WHAT YOU HAVE TO DO
Reply with only the number of lines that contain the string "leased".

GIVEN ENTRIES
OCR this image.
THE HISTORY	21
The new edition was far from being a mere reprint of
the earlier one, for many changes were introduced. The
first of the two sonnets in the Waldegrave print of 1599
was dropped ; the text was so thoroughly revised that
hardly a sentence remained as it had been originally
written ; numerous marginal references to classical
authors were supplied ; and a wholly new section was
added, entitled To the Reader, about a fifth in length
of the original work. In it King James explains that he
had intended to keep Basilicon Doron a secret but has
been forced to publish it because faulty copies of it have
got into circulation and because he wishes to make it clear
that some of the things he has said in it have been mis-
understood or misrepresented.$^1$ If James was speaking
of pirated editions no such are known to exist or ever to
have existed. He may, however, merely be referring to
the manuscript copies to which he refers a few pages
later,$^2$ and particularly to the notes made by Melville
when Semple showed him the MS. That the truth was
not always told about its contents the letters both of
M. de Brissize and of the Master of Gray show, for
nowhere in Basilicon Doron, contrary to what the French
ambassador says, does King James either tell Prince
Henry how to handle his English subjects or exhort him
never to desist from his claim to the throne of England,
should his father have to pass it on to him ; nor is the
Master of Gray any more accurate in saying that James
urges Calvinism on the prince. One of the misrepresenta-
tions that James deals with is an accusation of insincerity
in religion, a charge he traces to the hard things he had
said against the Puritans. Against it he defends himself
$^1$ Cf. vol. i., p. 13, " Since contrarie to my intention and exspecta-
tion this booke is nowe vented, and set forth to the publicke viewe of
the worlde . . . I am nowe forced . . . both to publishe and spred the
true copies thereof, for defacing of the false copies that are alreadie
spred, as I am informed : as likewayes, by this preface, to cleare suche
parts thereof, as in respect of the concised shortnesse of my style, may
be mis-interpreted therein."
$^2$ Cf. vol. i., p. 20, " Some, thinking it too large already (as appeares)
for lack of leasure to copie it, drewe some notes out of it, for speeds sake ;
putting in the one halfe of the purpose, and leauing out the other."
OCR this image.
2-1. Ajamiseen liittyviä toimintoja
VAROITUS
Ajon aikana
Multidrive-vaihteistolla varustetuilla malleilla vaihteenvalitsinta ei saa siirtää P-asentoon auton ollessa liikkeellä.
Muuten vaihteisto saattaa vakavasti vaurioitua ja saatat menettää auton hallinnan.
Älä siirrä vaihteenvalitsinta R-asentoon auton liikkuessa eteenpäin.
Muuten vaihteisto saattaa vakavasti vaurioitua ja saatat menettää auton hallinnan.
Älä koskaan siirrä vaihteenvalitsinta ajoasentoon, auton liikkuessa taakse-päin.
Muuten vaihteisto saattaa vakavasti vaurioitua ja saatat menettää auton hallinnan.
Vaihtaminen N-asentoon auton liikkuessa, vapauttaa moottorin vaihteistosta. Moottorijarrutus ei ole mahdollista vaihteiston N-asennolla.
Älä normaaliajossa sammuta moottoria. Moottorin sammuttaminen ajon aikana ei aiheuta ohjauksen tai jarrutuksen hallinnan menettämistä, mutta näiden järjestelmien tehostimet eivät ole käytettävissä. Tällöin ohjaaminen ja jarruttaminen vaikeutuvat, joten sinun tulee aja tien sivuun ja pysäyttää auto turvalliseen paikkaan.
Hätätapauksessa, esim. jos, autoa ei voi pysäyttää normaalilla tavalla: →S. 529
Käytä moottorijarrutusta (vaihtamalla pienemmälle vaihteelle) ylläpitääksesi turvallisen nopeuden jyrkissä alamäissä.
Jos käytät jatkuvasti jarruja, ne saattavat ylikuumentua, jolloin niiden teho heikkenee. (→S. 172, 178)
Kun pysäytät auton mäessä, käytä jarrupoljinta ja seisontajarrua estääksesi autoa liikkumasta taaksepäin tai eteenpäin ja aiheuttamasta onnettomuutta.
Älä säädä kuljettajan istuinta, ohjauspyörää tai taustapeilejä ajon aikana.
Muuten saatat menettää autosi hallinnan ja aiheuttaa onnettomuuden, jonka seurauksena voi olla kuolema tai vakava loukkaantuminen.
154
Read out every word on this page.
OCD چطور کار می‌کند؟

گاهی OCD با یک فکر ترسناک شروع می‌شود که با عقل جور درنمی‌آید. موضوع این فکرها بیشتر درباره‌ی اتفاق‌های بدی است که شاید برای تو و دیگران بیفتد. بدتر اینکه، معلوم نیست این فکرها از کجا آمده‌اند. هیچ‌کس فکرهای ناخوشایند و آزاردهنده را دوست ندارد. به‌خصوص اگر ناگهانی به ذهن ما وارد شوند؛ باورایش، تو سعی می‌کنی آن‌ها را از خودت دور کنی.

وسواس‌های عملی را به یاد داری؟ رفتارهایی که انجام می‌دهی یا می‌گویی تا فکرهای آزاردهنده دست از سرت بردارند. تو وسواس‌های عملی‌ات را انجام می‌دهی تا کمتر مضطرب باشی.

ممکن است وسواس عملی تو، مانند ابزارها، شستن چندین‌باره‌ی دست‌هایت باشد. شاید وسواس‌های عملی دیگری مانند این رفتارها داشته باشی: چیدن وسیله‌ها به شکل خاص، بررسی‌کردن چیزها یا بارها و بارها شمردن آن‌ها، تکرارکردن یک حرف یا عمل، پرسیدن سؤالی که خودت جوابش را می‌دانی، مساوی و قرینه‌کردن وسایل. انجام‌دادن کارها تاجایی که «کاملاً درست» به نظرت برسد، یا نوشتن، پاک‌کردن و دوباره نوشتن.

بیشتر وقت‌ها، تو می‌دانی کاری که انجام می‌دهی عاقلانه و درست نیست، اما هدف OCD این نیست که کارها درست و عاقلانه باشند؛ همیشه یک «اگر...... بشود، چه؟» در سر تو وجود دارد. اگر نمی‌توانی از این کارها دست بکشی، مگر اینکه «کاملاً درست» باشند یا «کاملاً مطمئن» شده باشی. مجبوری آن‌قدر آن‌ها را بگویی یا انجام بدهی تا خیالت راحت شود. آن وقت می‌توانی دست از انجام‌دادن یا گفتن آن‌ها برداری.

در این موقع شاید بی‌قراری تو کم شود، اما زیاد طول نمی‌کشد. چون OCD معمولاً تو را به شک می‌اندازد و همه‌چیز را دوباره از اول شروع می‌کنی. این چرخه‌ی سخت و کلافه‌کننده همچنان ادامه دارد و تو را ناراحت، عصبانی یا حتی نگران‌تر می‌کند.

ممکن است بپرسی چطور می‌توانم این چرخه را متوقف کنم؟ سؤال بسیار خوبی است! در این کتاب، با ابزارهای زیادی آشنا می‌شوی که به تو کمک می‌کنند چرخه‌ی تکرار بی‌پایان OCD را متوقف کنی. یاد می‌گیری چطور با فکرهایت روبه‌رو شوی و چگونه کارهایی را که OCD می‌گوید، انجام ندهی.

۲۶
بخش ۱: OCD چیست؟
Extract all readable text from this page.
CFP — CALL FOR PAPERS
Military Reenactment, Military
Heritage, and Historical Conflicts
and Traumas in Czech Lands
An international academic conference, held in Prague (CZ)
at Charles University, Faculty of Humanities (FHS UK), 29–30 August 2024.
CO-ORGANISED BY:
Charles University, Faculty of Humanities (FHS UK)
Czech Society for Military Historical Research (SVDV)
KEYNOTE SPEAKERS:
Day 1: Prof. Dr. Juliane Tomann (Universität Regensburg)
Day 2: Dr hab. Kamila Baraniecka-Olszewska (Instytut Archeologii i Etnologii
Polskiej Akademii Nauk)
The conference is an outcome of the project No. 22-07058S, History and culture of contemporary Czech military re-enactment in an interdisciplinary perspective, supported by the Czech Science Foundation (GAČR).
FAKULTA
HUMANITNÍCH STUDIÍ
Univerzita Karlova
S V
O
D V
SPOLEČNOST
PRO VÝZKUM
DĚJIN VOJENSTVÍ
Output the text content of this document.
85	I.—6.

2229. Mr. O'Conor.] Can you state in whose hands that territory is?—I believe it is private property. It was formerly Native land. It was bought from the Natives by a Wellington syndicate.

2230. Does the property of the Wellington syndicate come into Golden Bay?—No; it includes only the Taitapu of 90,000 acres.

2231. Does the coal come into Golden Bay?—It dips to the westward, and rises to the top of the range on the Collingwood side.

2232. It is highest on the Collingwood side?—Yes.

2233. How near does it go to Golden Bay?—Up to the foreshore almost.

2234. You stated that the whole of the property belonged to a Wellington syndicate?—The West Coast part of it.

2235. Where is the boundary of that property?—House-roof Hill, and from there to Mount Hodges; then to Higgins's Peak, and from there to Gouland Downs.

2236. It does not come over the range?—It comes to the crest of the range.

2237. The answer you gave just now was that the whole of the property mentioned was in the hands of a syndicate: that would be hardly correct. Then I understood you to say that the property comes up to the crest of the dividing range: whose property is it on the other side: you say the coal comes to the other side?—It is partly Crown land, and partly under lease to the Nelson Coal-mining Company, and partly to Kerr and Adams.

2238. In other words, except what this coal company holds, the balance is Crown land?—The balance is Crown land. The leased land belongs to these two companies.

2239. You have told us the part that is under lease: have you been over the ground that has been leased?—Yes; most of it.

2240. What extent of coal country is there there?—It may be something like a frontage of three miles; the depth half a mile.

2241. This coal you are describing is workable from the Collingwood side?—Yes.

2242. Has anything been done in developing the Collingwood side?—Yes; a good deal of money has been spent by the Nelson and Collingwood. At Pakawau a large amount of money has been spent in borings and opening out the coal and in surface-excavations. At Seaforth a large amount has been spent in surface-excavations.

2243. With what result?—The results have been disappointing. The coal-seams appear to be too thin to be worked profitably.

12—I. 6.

COMPLETE RESPONSE
2